Which lines hold the word "travail"? Copy each one.

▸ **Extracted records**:
* START *
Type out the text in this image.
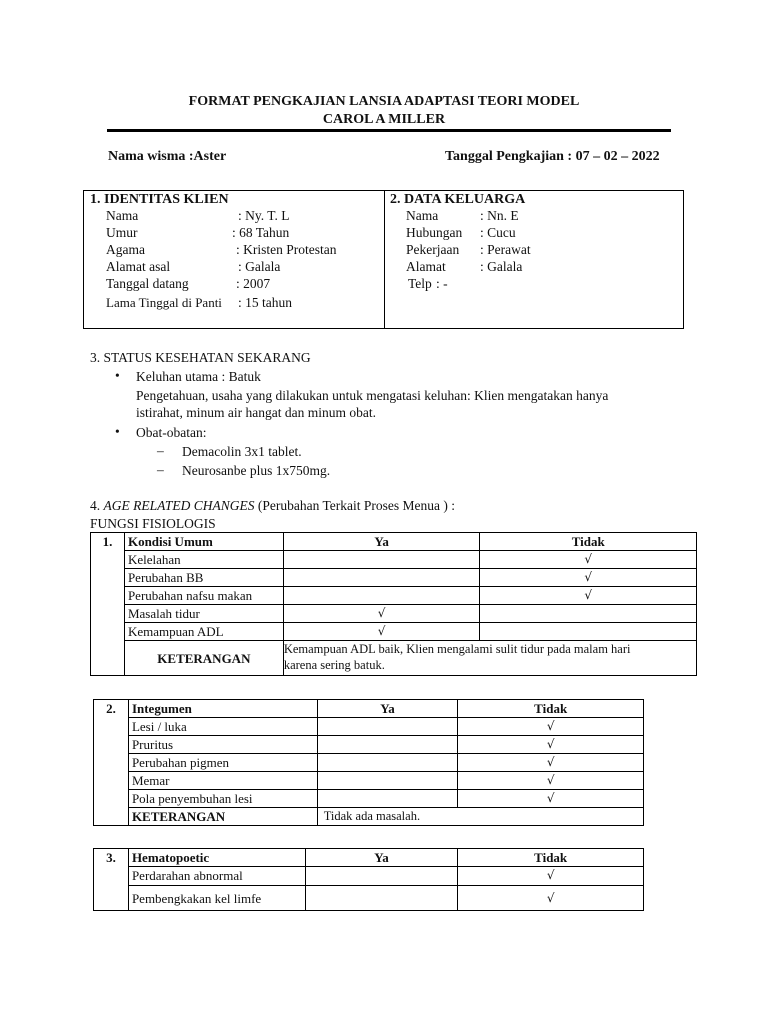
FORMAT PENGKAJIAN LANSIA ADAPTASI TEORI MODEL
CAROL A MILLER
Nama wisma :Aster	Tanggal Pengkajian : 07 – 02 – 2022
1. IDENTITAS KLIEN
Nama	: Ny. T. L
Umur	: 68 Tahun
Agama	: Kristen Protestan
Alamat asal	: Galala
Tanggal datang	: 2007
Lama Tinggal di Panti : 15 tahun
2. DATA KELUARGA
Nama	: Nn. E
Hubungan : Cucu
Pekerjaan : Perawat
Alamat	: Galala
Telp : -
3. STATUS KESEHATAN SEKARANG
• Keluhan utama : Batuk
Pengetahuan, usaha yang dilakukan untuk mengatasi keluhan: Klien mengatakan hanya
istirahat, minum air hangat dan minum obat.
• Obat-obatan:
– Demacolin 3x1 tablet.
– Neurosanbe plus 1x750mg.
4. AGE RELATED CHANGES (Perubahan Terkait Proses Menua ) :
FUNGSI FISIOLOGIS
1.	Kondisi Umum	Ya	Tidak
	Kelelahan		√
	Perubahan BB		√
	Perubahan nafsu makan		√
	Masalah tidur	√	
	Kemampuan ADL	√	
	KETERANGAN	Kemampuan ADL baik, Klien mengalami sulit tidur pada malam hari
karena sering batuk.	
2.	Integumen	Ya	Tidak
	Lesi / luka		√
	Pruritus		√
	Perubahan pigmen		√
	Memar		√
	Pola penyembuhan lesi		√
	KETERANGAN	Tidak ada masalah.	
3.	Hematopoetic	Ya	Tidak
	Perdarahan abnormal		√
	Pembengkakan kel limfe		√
* END *
* START *
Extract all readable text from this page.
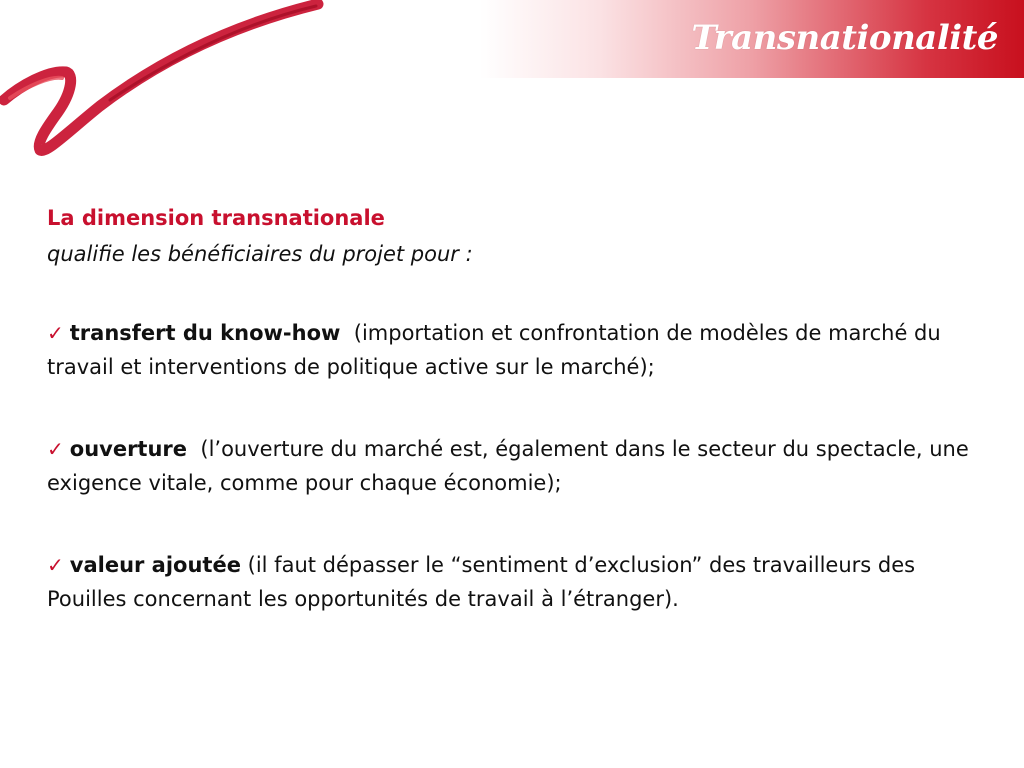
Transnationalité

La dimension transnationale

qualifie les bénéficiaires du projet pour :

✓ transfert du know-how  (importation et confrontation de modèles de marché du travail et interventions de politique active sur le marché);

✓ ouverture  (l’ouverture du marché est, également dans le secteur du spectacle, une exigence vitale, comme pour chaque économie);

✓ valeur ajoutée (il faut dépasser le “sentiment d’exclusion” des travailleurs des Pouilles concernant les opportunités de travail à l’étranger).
* END *
▸ **COMPLETED TASK**:
✓ transfert du know-how  (importation et confrontation de modèles de marché du travail et interventions de politique active sur le marché);
✓ valeur ajoutée (il faut dépasser le “sentiment d’exclusion” des travailleurs des Pouilles concernant les opportunités de travail à l’étranger).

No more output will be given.